**** RECORDED INFORMATION

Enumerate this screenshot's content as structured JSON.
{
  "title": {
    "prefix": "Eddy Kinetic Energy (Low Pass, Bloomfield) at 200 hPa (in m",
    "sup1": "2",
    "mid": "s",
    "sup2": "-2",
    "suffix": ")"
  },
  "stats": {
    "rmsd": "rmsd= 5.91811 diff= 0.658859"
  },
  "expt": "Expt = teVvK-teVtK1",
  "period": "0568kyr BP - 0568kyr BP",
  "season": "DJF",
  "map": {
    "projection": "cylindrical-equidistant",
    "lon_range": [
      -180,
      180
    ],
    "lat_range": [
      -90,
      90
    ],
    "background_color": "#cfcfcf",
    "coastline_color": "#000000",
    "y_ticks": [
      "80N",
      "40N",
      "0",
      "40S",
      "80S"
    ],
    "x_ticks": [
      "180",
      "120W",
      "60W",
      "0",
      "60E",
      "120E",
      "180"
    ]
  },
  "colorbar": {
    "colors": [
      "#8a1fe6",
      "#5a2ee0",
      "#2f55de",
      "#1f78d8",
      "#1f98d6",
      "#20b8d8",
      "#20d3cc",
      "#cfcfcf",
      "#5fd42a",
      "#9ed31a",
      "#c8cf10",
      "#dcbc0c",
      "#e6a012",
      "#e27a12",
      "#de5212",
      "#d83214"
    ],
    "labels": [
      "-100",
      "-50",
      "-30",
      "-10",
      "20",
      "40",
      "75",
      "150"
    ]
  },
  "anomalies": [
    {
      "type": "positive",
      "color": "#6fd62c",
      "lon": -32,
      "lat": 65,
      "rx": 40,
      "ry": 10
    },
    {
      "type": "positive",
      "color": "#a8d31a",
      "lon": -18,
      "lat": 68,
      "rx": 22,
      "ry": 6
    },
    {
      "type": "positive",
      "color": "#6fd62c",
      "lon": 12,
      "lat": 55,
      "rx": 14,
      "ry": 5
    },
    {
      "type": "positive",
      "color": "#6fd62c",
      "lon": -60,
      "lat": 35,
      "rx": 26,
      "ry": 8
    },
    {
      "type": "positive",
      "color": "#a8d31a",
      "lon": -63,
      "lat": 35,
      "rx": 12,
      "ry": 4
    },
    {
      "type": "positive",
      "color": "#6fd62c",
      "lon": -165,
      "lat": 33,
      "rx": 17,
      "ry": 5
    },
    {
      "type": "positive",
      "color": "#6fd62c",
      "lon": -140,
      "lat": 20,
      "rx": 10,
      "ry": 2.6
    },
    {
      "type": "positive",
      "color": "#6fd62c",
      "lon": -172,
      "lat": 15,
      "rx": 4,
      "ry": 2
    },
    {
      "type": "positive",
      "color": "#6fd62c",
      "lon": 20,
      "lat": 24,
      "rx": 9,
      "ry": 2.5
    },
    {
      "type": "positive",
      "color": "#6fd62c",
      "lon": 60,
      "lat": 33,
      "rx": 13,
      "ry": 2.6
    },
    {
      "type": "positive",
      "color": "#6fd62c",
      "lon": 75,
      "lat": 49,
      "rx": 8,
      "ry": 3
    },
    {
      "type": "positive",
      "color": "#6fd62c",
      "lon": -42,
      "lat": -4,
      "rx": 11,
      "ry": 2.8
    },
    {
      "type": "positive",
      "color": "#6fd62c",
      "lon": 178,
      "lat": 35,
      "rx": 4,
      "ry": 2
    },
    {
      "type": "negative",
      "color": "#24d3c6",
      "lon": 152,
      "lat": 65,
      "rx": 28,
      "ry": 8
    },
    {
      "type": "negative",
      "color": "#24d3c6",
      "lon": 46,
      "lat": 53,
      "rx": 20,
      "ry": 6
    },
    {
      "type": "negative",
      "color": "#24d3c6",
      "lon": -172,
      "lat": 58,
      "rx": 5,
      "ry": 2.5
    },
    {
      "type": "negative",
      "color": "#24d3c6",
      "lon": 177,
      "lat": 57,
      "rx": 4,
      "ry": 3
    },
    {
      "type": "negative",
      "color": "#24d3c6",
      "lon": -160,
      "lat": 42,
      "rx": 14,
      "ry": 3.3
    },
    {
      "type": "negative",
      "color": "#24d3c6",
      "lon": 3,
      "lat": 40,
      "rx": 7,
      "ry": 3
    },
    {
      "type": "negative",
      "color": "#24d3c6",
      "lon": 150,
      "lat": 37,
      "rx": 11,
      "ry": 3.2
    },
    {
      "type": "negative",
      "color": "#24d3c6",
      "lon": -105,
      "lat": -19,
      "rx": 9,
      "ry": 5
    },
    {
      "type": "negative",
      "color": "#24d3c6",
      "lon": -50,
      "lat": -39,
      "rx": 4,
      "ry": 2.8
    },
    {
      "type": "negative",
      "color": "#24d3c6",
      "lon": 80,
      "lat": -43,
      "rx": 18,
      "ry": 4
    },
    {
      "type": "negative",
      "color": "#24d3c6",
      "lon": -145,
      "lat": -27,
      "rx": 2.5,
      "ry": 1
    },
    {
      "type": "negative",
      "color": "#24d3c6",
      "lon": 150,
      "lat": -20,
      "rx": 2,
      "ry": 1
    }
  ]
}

********

■ WHAT IS NEEDED ■
Every record shown above should be written out again exactly.

■ ANSWER TO THE PROBLEM ■
Enumerate this screenshot's content as structured JSON.
{
  "title": {
    "prefix": "Eddy Kinetic Energy (Low Pass, Bloomfield) at 200 hPa (in m",
    "sup1": "2",
    "mid": "s",
    "sup2": "-2",
    "suffix": ")"
  },
  "stats": {
    "rmsd": "rmsd= 5.91811 diff= 0.658859"
  },
  "expt": "Expt = teVvK-teVtK1",
  "period": "0568kyr BP - 0568kyr BP",
  "season": "DJF",
  "map": {
    "projection": "cylindrical-equidistant",
    "lon_range": [
      -180,
      180
    ],
    "lat_range": [
      -90,
      90
    ],
    "background_color": "#cfcfcf",
    "coastline_color": "#000000",
    "y_ticks": [
      "80N",
      "40N",
      "0",
      "40S",
      "80S"
    ],
    "x_ticks": [
      "180",
      "120W",
      "60W",
      "0",
      "60E",
      "120E",
      "180"
    ]
  },
  "colorbar": {
    "colors": [
      "#8a1fe6",
      "#5a2ee0",
      "#2f55de",
      "#1f78d8",
      "#1f98d6",
      "#20b8d8",
      "#20d3cc",
      "#cfcfcf",
      "#5fd42a",
      "#9ed31a",
      "#c8cf10",
      "#dcbc0c",
      "#e6a012",
      "#e27a12",
      "#de5212",
      "#d83214"
    ],
    "labels": [
      "-100",
      "-50",
      "-30",
      "-10",
      "20",
      "40",
      "75",
      "150"
    ]
  },
  "anomalies": [
    {
      "type": "positive",
      "color": "#6fd62c",
      "lon": -32,
      "lat": 65,
      "rx": 40,
      "ry": 10
    },
    {
      "type": "positive",
      "color": "#a8d31a",
      "lon": -18,
      "lat": 68,
      "rx": 22,
      "ry": 6
    },
    {
      "type": "positive",
      "color": "#6fd62c",
      "lon": 12,
      "lat": 55,
      "rx": 14,
      "ry": 5
    },
    {
      "type": "positive",
      "color": "#6fd62c",
      "lon": -60,
      "lat": 35,
      "rx": 26,
      "ry": 8
    },
    {
      "type": "positive",
      "color": "#a8d31a",
      "lon": -63,
      "lat": 35,
      "rx": 12,
      "ry": 4
    },
    {
      "type": "positive",
      "color": "#6fd62c",
      "lon": -165,
      "lat": 33,
      "rx": 17,
      "ry": 5
    },
    {
      "type": "positive",
      "color": "#6fd62c",
      "lon": -140,
      "lat": 20,
      "rx": 10,
      "ry": 2.6
    },
    {
      "type": "positive",
      "color": "#6fd62c",
      "lon": -172,
      "lat": 15,
      "rx": 4,
      "ry": 2
    },
    {
      "type": "positive",
      "color": "#6fd62c",
      "lon": 20,
      "lat": 24,
      "rx": 9,
      "ry": 2.5
    },
    {
      "type": "positive",
      "color": "#6fd62c",
      "lon": 60,
      "lat": 33,
      "rx": 13,
      "ry": 2.6
    },
    {
      "type": "positive",
      "color": "#6fd62c",
      "lon": 75,
      "lat": 49,
      "rx": 8,
      "ry": 3
    },
    {
      "type": "positive",
      "color": "#6fd62c",
      "lon": -42,
      "lat": -4,
      "rx": 11,
      "ry": 2.8
    },
    {
      "type": "positive",
      "color": "#6fd62c",
      "lon": 178,
      "lat": 35,
      "rx": 4,
      "ry": 2
    },
    {
      "type": "negative",
      "color": "#24d3c6",
      "lon": 152,
      "lat": 65,
      "rx": 28,
      "ry": 8
    },
    {
      "type": "negative",
      "color": "#24d3c6",
      "lon": 46,
      "lat": 53,
      "rx": 20,
      "ry": 6
    },
    {
      "type": "negative",
      "color": "#24d3c6",
      "lon": -172,
      "lat": 58,
      "rx": 5,
      "ry": 2.5
    },
    {
      "type": "negative",
      "color": "#24d3c6",
      "lon": 177,
      "lat": 57,
      "rx": 4,
      "ry": 3
    },
    {
      "type": "negative",
      "color": "#24d3c6",
      "lon": -160,
      "lat": 42,
      "rx": 14,
      "ry": 3.3
    },
    {
      "type": "negative",
      "color": "#24d3c6",
      "lon": 3,
      "lat": 40,
      "rx": 7,
      "ry": 3
    },
    {
      "type": "negative",
      "color": "#24d3c6",
      "lon": 150,
      "lat": 37,
      "rx": 11,
      "ry": 3.2
    },
    {
      "type": "negative",
      "color": "#24d3c6",
      "lon": -105,
      "lat": -19,
      "rx": 9,
      "ry": 5
    },
    {
      "type": "negative",
      "color": "#24d3c6",
      "lon": -50,
      "lat": -39,
      "rx": 4,
      "ry": 2.8
    },
    {
      "type": "negative",
      "color": "#24d3c6",
      "lon": 80,
      "lat": -43,
      "rx": 18,
      "ry": 4
    },
    {
      "type": "negative",
      "color": "#24d3c6",
      "lon": -145,
      "lat": -27,
      "rx": 2.5,
      "ry": 1
    },
    {
      "type": "negative",
      "color": "#24d3c6",
      "lon": 150,
      "lat": -20,
      "rx": 2,
      "ry": 1
    }
  ]
}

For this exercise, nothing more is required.